Under this task are some entries; return every one of them exactly.

--- Start of Exercise materials ---

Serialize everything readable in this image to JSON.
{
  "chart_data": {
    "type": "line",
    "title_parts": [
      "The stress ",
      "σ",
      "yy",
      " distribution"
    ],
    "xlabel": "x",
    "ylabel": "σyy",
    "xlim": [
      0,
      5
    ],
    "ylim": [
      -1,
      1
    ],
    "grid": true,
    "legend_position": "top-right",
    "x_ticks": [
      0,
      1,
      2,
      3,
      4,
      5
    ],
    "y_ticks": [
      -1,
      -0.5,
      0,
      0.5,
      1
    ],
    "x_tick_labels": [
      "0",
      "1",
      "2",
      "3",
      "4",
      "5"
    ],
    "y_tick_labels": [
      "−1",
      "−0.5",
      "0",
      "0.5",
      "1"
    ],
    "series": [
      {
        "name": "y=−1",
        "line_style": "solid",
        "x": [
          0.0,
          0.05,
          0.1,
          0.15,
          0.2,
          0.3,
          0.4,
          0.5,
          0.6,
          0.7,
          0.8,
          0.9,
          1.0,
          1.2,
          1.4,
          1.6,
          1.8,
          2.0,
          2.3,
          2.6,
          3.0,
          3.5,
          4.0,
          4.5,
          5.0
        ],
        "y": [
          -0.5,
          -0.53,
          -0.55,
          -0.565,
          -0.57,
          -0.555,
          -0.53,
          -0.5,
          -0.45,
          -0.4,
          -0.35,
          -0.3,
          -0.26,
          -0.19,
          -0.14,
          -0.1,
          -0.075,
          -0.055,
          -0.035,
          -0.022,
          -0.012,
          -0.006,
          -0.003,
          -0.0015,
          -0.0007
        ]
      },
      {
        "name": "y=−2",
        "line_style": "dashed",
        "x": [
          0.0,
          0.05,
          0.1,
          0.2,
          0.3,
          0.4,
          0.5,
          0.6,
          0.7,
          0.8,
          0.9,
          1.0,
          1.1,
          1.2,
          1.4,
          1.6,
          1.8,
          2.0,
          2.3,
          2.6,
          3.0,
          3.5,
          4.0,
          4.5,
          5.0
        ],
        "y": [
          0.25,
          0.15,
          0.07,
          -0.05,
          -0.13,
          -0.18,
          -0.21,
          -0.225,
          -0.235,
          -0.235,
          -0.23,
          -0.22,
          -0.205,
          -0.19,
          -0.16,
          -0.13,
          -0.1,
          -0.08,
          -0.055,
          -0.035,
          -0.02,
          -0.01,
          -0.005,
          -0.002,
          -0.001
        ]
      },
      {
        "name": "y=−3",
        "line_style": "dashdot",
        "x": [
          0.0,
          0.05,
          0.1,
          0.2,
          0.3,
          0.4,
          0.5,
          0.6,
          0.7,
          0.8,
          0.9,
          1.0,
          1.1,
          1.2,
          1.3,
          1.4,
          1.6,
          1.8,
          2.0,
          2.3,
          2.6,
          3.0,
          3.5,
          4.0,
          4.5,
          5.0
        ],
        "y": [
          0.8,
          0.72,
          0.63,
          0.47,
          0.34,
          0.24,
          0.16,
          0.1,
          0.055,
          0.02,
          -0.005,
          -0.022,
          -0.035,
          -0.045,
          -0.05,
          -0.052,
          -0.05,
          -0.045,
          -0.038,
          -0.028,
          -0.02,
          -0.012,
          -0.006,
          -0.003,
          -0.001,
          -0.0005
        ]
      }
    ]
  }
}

--- End of Exercise materials ---

* [Correct response]
Serialize everything readable in this image to JSON.
{
  "chart_data": {
    "type": "line",
    "title_parts": [
      "The stress ",
      "σ",
      "yy",
      " distribution"
    ],
    "xlabel": "x",
    "ylabel": "σyy",
    "xlim": [
      0,
      5
    ],
    "ylim": [
      -1,
      1
    ],
    "grid": true,
    "legend_position": "top-right",
    "x_ticks": [
      0,
      1,
      2,
      3,
      4,
      5
    ],
    "y_ticks": [
      -1,
      -0.5,
      0,
      0.5,
      1
    ],
    "x_tick_labels": [
      "0",
      "1",
      "2",
      "3",
      "4",
      "5"
    ],
    "y_tick_labels": [
      "−1",
      "−0.5",
      "0",
      "0.5",
      "1"
    ],
    "series": [
      {
        "name": "y=−1",
        "line_style": "solid",
        "x": [
          0.0,
          0.05,
          0.1,
          0.15,
          0.2,
          0.3,
          0.4,
          0.5,
          0.6,
          0.7,
          0.8,
          0.9,
          1.0,
          1.2,
          1.4,
          1.6,
          1.8,
          2.0,
          2.3,
          2.6,
          3.0,
          3.5,
          4.0,
          4.5,
          5.0
        ],
        "y": [
          -0.5,
          -0.53,
          -0.55,
          -0.565,
          -0.57,
          -0.555,
          -0.53,
          -0.5,
          -0.45,
          -0.4,
          -0.35,
          -0.3,
          -0.26,
          -0.19,
          -0.14,
          -0.1,
          -0.075,
          -0.055,
          -0.035,
          -0.022,
          -0.012,
          -0.006,
          -0.003,
          -0.0015,
          -0.0007
        ]
      },
      {
        "name": "y=−2",
        "line_style": "dashed",
        "x": [
          0.0,
          0.05,
          0.1,
          0.2,
          0.3,
          0.4,
          0.5,
          0.6,
          0.7,
          0.8,
          0.9,
          1.0,
          1.1,
          1.2,
          1.4,
          1.6,
          1.8,
          2.0,
          2.3,
          2.6,
          3.0,
          3.5,
          4.0,
          4.5,
          5.0
        ],
        "y": [
          0.25,
          0.15,
          0.07,
          -0.05,
          -0.13,
          -0.18,
          -0.21,
          -0.225,
          -0.235,
          -0.235,
          -0.23,
          -0.22,
          -0.205,
          -0.19,
          -0.16,
          -0.13,
          -0.1,
          -0.08,
          -0.055,
          -0.035,
          -0.02,
          -0.01,
          -0.005,
          -0.002,
          -0.001
        ]
      },
      {
        "name": "y=−3",
        "line_style": "dashdot",
        "x": [
          0.0,
          0.05,
          0.1,
          0.2,
          0.3,
          0.4,
          0.5,
          0.6,
          0.7,
          0.8,
          0.9,
          1.0,
          1.1,
          1.2,
          1.3,
          1.4,
          1.6,
          1.8,
          2.0,
          2.3,
          2.6,
          3.0,
          3.5,
          4.0,
          4.5,
          5.0
        ],
        "y": [
          0.8,
          0.72,
          0.63,
          0.47,
          0.34,
          0.24,
          0.16,
          0.1,
          0.055,
          0.02,
          -0.005,
          -0.022,
          -0.035,
          -0.045,
          -0.05,
          -0.052,
          -0.05,
          -0.045,
          -0.038,
          -0.028,
          -0.02,
          -0.012,
          -0.006,
          -0.003,
          -0.001,
          -0.0005
        ]
      }
    ]
  }
}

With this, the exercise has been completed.